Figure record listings
◆ ◆ ◆ ◆ ◆
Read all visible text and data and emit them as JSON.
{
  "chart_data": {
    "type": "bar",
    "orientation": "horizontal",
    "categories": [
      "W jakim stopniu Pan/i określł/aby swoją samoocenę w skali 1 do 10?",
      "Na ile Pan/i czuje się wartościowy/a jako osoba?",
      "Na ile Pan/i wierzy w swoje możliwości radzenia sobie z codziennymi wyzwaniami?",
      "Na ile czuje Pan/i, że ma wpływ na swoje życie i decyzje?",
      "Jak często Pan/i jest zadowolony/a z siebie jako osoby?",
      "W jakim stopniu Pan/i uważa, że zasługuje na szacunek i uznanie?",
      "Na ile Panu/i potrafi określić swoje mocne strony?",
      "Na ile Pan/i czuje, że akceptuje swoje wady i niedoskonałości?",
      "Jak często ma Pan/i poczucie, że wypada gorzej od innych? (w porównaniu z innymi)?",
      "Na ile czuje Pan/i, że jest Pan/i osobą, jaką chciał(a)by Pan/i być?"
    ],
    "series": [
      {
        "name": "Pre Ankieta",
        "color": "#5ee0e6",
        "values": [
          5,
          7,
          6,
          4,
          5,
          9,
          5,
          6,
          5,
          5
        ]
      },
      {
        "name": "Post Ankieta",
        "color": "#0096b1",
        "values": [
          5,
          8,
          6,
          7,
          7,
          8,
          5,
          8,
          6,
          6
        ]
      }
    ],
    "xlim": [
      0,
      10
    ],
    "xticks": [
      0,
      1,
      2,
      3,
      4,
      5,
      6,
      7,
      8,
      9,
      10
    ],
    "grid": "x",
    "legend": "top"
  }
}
◆ ◆ ◆ ◆ ◆
● **GIVEN EXERCISE**
Above are some records; repeat all of them exactly.

● **WRITTEN SOLUTION**
Read all visible text and data and emit them as JSON.
{
  "chart_data": {
    "type": "bar",
    "orientation": "horizontal",
    "categories": [
      "W jakim stopniu Pan/i określł/aby swoją samoocenę w skali 1 do 10?",
      "Na ile Pan/i czuje się wartościowy/a jako osoba?",
      "Na ile Pan/i wierzy w swoje możliwości radzenia sobie z codziennymi wyzwaniami?",
      "Na ile czuje Pan/i, że ma wpływ na swoje życie i decyzje?",
      "Jak często Pan/i jest zadowolony/a z siebie jako osoby?",
      "W jakim stopniu Pan/i uważa, że zasługuje na szacunek i uznanie?",
      "Na ile Panu/i potrafi określić swoje mocne strony?",
      "Na ile Pan/i czuje, że akceptuje swoje wady i niedoskonałości?",
      "Jak często ma Pan/i poczucie, że wypada gorzej od innych? (w porównaniu z innymi)?",
      "Na ile czuje Pan/i, że jest Pan/i osobą, jaką chciał(a)by Pan/i być?"
    ],
    "series": [
      {
        "name": "Pre Ankieta",
        "color": "#5ee0e6",
        "values": [
          5,
          7,
          6,
          4,
          5,
          9,
          5,
          6,
          5,
          5
        ]
      },
      {
        "name": "Post Ankieta",
        "color": "#0096b1",
        "values": [
          5,
          8,
          6,
          7,
          7,
          8,
          5,
          8,
          6,
          6
        ]
      }
    ],
    "xlim": [
      0,
      10
    ],
    "xticks": [
      0,
      1,
      2,
      3,
      4,
      5,
      6,
      7,
      8,
      9,
      10
    ],
    "grid": "x",
    "legend": "top"
  }
}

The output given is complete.